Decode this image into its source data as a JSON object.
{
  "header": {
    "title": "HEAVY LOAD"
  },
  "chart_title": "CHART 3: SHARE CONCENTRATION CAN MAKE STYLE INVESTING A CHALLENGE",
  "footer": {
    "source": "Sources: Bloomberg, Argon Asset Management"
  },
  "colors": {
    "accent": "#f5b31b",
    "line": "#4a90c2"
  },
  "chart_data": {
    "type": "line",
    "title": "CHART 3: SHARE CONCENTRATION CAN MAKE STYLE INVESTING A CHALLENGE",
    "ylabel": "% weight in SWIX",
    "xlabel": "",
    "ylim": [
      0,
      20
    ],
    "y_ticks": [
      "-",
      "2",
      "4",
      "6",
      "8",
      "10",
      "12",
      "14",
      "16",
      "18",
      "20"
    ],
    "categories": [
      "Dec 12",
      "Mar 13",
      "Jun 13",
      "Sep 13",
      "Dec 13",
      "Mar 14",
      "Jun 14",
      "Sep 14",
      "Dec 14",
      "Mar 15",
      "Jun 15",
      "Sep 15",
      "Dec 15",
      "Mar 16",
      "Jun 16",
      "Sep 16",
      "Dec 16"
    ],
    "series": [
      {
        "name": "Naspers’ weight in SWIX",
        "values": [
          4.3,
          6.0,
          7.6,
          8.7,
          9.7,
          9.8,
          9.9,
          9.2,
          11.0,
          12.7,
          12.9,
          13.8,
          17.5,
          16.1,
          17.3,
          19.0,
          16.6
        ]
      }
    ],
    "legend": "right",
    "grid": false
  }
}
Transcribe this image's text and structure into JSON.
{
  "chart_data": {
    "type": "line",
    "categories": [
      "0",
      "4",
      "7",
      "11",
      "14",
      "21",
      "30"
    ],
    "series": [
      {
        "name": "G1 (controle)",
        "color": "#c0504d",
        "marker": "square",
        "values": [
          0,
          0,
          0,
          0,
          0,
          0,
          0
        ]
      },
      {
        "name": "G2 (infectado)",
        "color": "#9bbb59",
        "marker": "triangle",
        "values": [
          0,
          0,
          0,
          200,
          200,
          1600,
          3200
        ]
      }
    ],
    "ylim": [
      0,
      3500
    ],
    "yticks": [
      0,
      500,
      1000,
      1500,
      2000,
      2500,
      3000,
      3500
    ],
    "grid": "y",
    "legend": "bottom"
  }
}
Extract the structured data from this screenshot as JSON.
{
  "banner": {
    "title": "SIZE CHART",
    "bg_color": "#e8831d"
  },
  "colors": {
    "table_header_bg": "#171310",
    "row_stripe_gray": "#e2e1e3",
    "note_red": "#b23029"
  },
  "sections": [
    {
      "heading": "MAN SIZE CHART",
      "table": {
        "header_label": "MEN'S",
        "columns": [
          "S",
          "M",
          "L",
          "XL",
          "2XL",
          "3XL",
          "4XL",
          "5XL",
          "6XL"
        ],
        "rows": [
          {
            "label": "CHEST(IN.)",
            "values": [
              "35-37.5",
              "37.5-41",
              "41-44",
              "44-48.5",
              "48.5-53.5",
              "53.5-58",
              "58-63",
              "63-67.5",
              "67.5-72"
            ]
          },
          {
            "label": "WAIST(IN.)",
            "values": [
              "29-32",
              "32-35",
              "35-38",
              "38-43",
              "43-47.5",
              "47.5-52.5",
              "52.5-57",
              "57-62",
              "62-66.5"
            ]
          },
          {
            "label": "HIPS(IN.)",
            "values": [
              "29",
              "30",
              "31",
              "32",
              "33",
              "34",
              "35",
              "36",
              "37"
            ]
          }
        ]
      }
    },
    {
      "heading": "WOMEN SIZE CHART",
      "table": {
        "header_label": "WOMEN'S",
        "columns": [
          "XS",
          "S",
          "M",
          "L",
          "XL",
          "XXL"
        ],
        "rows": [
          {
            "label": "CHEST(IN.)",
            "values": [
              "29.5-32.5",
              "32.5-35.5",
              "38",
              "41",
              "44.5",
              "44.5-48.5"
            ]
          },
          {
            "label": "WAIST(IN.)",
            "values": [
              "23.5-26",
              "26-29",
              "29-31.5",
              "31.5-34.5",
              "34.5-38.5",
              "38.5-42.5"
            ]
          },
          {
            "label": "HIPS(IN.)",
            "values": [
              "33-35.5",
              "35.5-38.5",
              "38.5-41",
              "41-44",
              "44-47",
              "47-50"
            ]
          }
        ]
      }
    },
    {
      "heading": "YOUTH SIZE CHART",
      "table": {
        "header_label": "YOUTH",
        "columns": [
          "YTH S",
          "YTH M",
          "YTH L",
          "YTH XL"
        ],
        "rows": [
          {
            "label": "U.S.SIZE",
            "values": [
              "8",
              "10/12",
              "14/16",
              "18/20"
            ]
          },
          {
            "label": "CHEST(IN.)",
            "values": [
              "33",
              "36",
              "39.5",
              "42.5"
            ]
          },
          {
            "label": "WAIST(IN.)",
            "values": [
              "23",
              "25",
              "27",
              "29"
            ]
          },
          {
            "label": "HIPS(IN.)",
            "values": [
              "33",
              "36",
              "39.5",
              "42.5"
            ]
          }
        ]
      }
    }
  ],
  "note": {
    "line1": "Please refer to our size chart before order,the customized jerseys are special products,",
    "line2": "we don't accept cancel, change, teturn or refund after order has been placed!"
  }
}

EXERCISE OBJECTIVE:
Transcribe all of the lines in the records precisely.

OUTPUT OF THE TASK:
Decode this image into its source data as a JSON object.
{
  "header": {
    "title": "HEAVY LOAD"
  },
  "chart_title": "CHART 3: SHARE CONCENTRATION CAN MAKE STYLE INVESTING A CHALLENGE",
  "footer": {
    "source": "Sources: Bloomberg, Argon Asset Management"
  },
  "colors": {
    "accent": "#f5b31b",
    "line": "#4a90c2"
  },
  "chart_data": {
    "type": "line",
    "title": "CHART 3: SHARE CONCENTRATION CAN MAKE STYLE INVESTING A CHALLENGE",
    "ylabel": "% weight in SWIX",
    "xlabel": "",
    "ylim": [
      0,
      20
    ],
    "y_ticks": [
      "-",
      "2",
      "4",
      "6",
      "8",
      "10",
      "12",
      "14",
      "16",
      "18",
      "20"
    ],
    "categories": [
      "Dec 12",
      "Mar 13",
      "Jun 13",
      "Sep 13",
      "Dec 13",
      "Mar 14",
      "Jun 14",
      "Sep 14",
      "Dec 14",
      "Mar 15",
      "Jun 15",
      "Sep 15",
      "Dec 15",
      "Mar 16",
      "Jun 16",
      "Sep 16",
      "Dec 16"
    ],
    "series": [
      {
        "name": "Naspers’ weight in SWIX",
        "values": [
          4.3,
          6.0,
          7.6,
          8.7,
          9.7,
          9.8,
          9.9,
          9.2,
          11.0,
          12.7,
          12.9,
          13.8,
          17.5,
          16.1,
          17.3,
          19.0,
          16.6
        ]
      }
    ],
    "legend": "right",
    "grid": false
  }
}
Transcribe this image's text and structure into JSON.
{
  "chart_data": {
    "type": "line",
    "categories": [
      "0",
      "4",
      "7",
      "11",
      "14",
      "21",
      "30"
    ],
    "series": [
      {
        "name": "G1 (controle)",
        "color": "#c0504d",
        "marker": "square",
        "values": [
          0,
          0,
          0,
          0,
          0,
          0,
          0
        ]
      },
      {
        "name": "G2 (infectado)",
        "color": "#9bbb59",
        "marker": "triangle",
        "values": [
          0,
          0,
          0,
          200,
          200,
          1600,
          3200
        ]
      }
    ],
    "ylim": [
      0,
      3500
    ],
    "yticks": [
      0,
      500,
      1000,
      1500,
      2000,
      2500,
      3000,
      3500
    ],
    "grid": "y",
    "legend": "bottom"
  }
}
Extract the structured data from this screenshot as JSON.
{
  "banner": {
    "title": "SIZE CHART",
    "bg_color": "#e8831d"
  },
  "colors": {
    "table_header_bg": "#171310",
    "row_stripe_gray": "#e2e1e3",
    "note_red": "#b23029"
  },
  "sections": [
    {
      "heading": "MAN SIZE CHART",
      "table": {
        "header_label": "MEN'S",
        "columns": [
          "S",
          "M",
          "L",
          "XL",
          "2XL",
          "3XL",
          "4XL",
          "5XL",
          "6XL"
        ],
        "rows": [
          {
            "label": "CHEST(IN.)",
            "values": [
              "35-37.5",
              "37.5-41",
              "41-44",
              "44-48.5",
              "48.5-53.5",
              "53.5-58",
              "58-63",
              "63-67.5",
              "67.5-72"
            ]
          },
          {
            "label": "WAIST(IN.)",
            "values": [
              "29-32",
              "32-35",
              "35-38",
              "38-43",
              "43-47.5",
              "47.5-52.5",
              "52.5-57",
              "57-62",
              "62-66.5"
            ]
          },
          {
            "label": "HIPS(IN.)",
            "values": [
              "29",
              "30",
              "31",
              "32",
              "33",
              "34",
              "35",
              "36",
              "37"
            ]
          }
        ]
      }
    },
    {
      "heading": "WOMEN SIZE CHART",
      "table": {
        "header_label": "WOMEN'S",
        "columns": [
          "XS",
          "S",
          "M",
          "L",
          "XL",
          "XXL"
        ],
        "rows": [
          {
            "label": "CHEST(IN.)",
            "values": [
              "29.5-32.5",
              "32.5-35.5",
              "38",
              "41",
              "44.5",
              "44.5-48.5"
            ]
          },
          {
            "label": "WAIST(IN.)",
            "values": [
              "23.5-26",
              "26-29",
              "29-31.5",
              "31.5-34.5",
              "34.5-38.5",
              "38.5-42.5"
            ]
          },
          {
            "label": "HIPS(IN.)",
            "values": [
              "33-35.5",
              "35.5-38.5",
              "38.5-41",
              "41-44",
              "44-47",
              "47-50"
            ]
          }
        ]
      }
    },
    {
      "heading": "YOUTH SIZE CHART",
      "table": {
        "header_label": "YOUTH",
        "columns": [
          "YTH S",
          "YTH M",
          "YTH L",
          "YTH XL"
        ],
        "rows": [
          {
            "label": "U.S.SIZE",
            "values": [
              "8",
              "10/12",
              "14/16",
              "18/20"
            ]
          },
          {
            "label": "CHEST(IN.)",
            "values": [
              "33",
              "36",
              "39.5",
              "42.5"
            ]
          },
          {
            "label": "WAIST(IN.)",
            "values": [
              "23",
              "25",
              "27",
              "29"
            ]
          },
          {
            "label": "HIPS(IN.)",
            "values": [
              "33",
              "36",
              "39.5",
              "42.5"
            ]
          }
        ]
      }
    }
  ],
  "note": {
    "line1": "Please refer to our size chart before order,the customized jerseys are special products,",
    "line2": "we don't accept cancel, change, teturn or refund after order has been placed!"
  }
}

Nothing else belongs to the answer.